What you are asked to do: Repeat every line of the listing below exactly, minus the pictures.

+++++

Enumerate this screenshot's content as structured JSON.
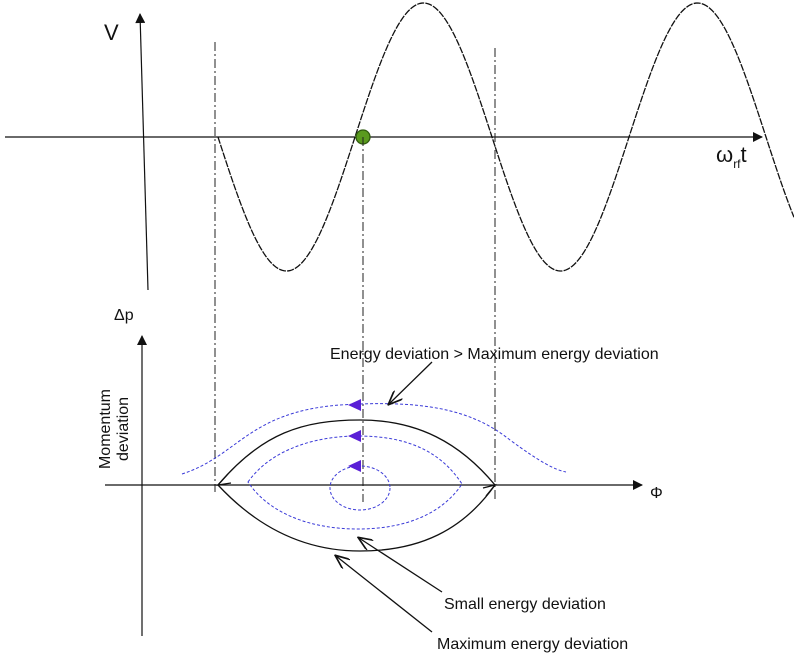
{
  "top_plot": {
    "y_axis_label": "V",
    "x_axis_label_main": "ω",
    "x_axis_label_sub": "rf",
    "x_axis_label_suffix": "t"
  },
  "bottom_plot": {
    "y_axis_symbol": "Δp",
    "y_axis_label_line1": "Momentum",
    "y_axis_label_line2": "deviation",
    "x_axis_label": "Φ"
  },
  "annotations": {
    "outer": "Energy deviation > Maximum energy deviation",
    "small": "Small energy deviation",
    "maximum": "Maximum energy deviation"
  },
  "colors": {
    "axis": "#111111",
    "curve": "#111111",
    "dashed_orbit": "#3a3ad8",
    "direction_arrow": "#5a1fd6",
    "synchronous_point": "#5a9a1e",
    "synchronous_point_edge": "#2f5a0e"
  }
}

+++++

Solved exercise:
Enumerate this screenshot's content as structured JSON.
{
  "top_plot": {
    "y_axis_label": "V",
    "x_axis_label_main": "ω",
    "x_axis_label_sub": "rf",
    "x_axis_label_suffix": "t"
  },
  "bottom_plot": {
    "y_axis_symbol": "Δp",
    "y_axis_label_line1": "Momentum",
    "y_axis_label_line2": "deviation",
    "x_axis_label": "Φ"
  },
  "annotations": {
    "outer": "Energy deviation > Maximum energy deviation",
    "small": "Small energy deviation",
    "maximum": "Maximum energy deviation"
  },
  "colors": {
    "axis": "#111111",
    "curve": "#111111",
    "dashed_orbit": "#3a3ad8",
    "direction_arrow": "#5a1fd6",
    "synchronous_point": "#5a9a1e",
    "synchronous_point_edge": "#2f5a0e"
  }
}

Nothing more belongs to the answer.